### Task prompt
Leave out the pictures and copy everything else below exactly.

----- Material supplied -----

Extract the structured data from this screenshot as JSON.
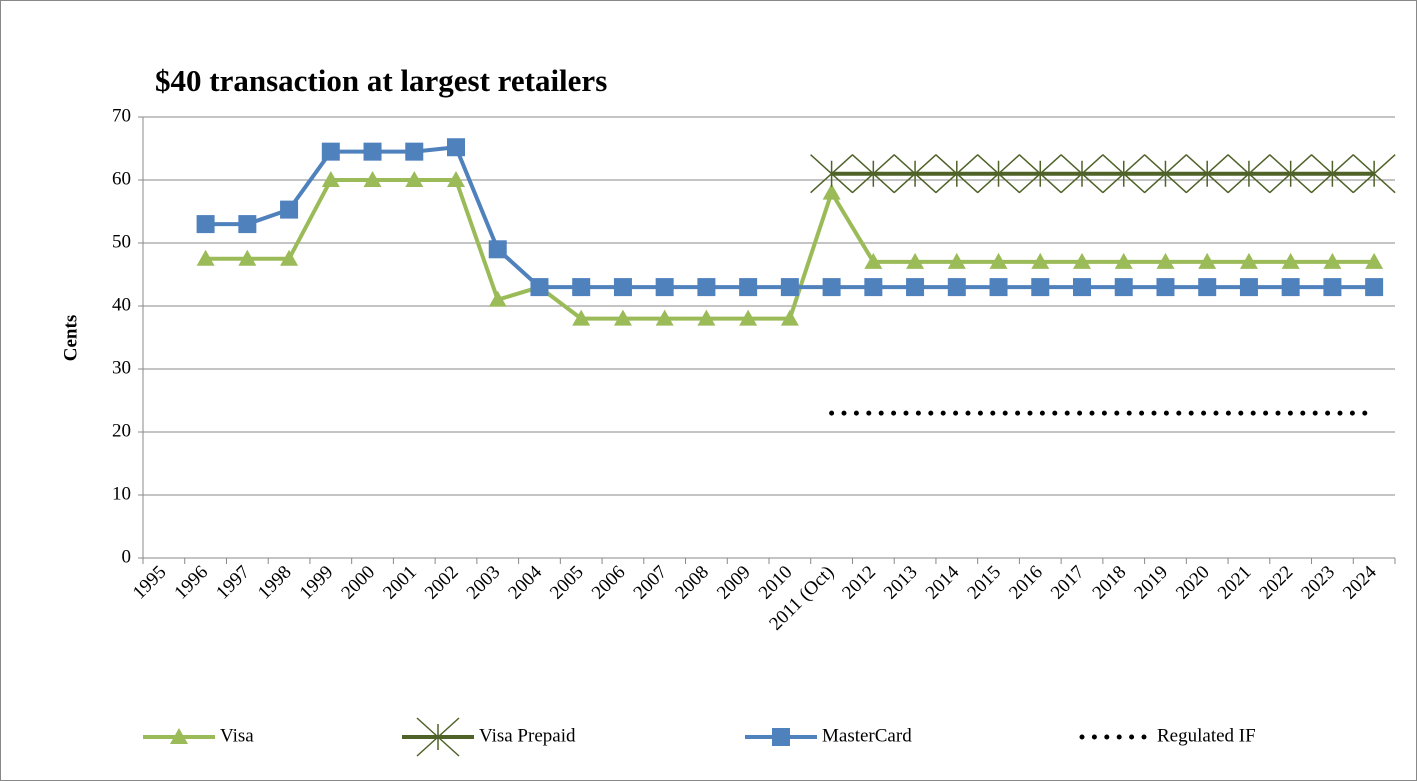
{
  "chart_data": {
    "type": "line",
    "title": "$40 transaction at largest retailers",
    "y_label": "Cents",
    "categories": [
      "1995",
      "1996",
      "1997",
      "1998",
      "1999",
      "2000",
      "2001",
      "2002",
      "2003",
      "2004",
      "2005",
      "2006",
      "2007",
      "2008",
      "2009",
      "2010",
      "2011 (Oct)",
      "2012",
      "2013",
      "2014",
      "2015",
      "2016",
      "2017",
      "2018",
      "2019",
      "2020",
      "2021",
      "2022",
      "2023",
      "2024"
    ],
    "series": [
      {
        "name": "Visa",
        "color": "#9bbb59",
        "marker": "triangle",
        "values": [
          null,
          47.5,
          47.5,
          47.5,
          60,
          60,
          60,
          60,
          41,
          43,
          38,
          38,
          38,
          38,
          38,
          38,
          58,
          47,
          47,
          47,
          47,
          47,
          47,
          47,
          47,
          47,
          47,
          47,
          47,
          47
        ]
      },
      {
        "name": "Visa Prepaid",
        "color": "#4f6228",
        "marker": "star",
        "values": [
          null,
          null,
          null,
          null,
          null,
          null,
          null,
          null,
          null,
          null,
          null,
          null,
          null,
          null,
          null,
          null,
          61,
          61,
          61,
          61,
          61,
          61,
          61,
          61,
          61,
          61,
          61,
          61,
          61,
          61
        ]
      },
      {
        "name": "MasterCard",
        "color": "#4f81bd",
        "marker": "square",
        "values": [
          null,
          53,
          53,
          55.3,
          64.5,
          64.5,
          64.5,
          65.2,
          49,
          43,
          43,
          43,
          43,
          43,
          43,
          43,
          43,
          43,
          43,
          43,
          43,
          43,
          43,
          43,
          43,
          43,
          43,
          43,
          43,
          43
        ]
      },
      {
        "name": "Regulated IF",
        "color": "#000000",
        "marker": "dotted",
        "values": [
          null,
          null,
          null,
          null,
          null,
          null,
          null,
          null,
          null,
          null,
          null,
          null,
          null,
          null,
          null,
          null,
          23,
          23,
          23,
          23,
          23,
          23,
          23,
          23,
          23,
          23,
          23,
          23,
          23,
          23
        ]
      }
    ],
    "ylim": [
      0,
      70
    ],
    "yticks": [
      0,
      10,
      20,
      30,
      40,
      50,
      60,
      70
    ],
    "grid": true,
    "legend": "bottom"
  }
}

-----

### Solved exercise
Extract the structured data from this screenshot as JSON.
{
  "chart_data": {
    "type": "line",
    "title": "$40 transaction at largest retailers",
    "y_label": "Cents",
    "categories": [
      "1995",
      "1996",
      "1997",
      "1998",
      "1999",
      "2000",
      "2001",
      "2002",
      "2003",
      "2004",
      "2005",
      "2006",
      "2007",
      "2008",
      "2009",
      "2010",
      "2011 (Oct)",
      "2012",
      "2013",
      "2014",
      "2015",
      "2016",
      "2017",
      "2018",
      "2019",
      "2020",
      "2021",
      "2022",
      "2023",
      "2024"
    ],
    "series": [
      {
        "name": "Visa",
        "color": "#9bbb59",
        "marker": "triangle",
        "values": [
          null,
          47.5,
          47.5,
          47.5,
          60,
          60,
          60,
          60,
          41,
          43,
          38,
          38,
          38,
          38,
          38,
          38,
          58,
          47,
          47,
          47,
          47,
          47,
          47,
          47,
          47,
          47,
          47,
          47,
          47,
          47
        ]
      },
      {
        "name": "Visa Prepaid",
        "color": "#4f6228",
        "marker": "star",
        "values": [
          null,
          null,
          null,
          null,
          null,
          null,
          null,
          null,
          null,
          null,
          null,
          null,
          null,
          null,
          null,
          null,
          61,
          61,
          61,
          61,
          61,
          61,
          61,
          61,
          61,
          61,
          61,
          61,
          61,
          61
        ]
      },
      {
        "name": "MasterCard",
        "color": "#4f81bd",
        "marker": "square",
        "values": [
          null,
          53,
          53,
          55.3,
          64.5,
          64.5,
          64.5,
          65.2,
          49,
          43,
          43,
          43,
          43,
          43,
          43,
          43,
          43,
          43,
          43,
          43,
          43,
          43,
          43,
          43,
          43,
          43,
          43,
          43,
          43,
          43
        ]
      },
      {
        "name": "Regulated IF",
        "color": "#000000",
        "marker": "dotted",
        "values": [
          null,
          null,
          null,
          null,
          null,
          null,
          null,
          null,
          null,
          null,
          null,
          null,
          null,
          null,
          null,
          null,
          23,
          23,
          23,
          23,
          23,
          23,
          23,
          23,
          23,
          23,
          23,
          23,
          23,
          23
        ]
      }
    ],
    "ylim": [
      0,
      70
    ],
    "yticks": [
      0,
      10,
      20,
      30,
      40,
      50,
      60,
      70
    ],
    "grid": true,
    "legend": "bottom"
  }
}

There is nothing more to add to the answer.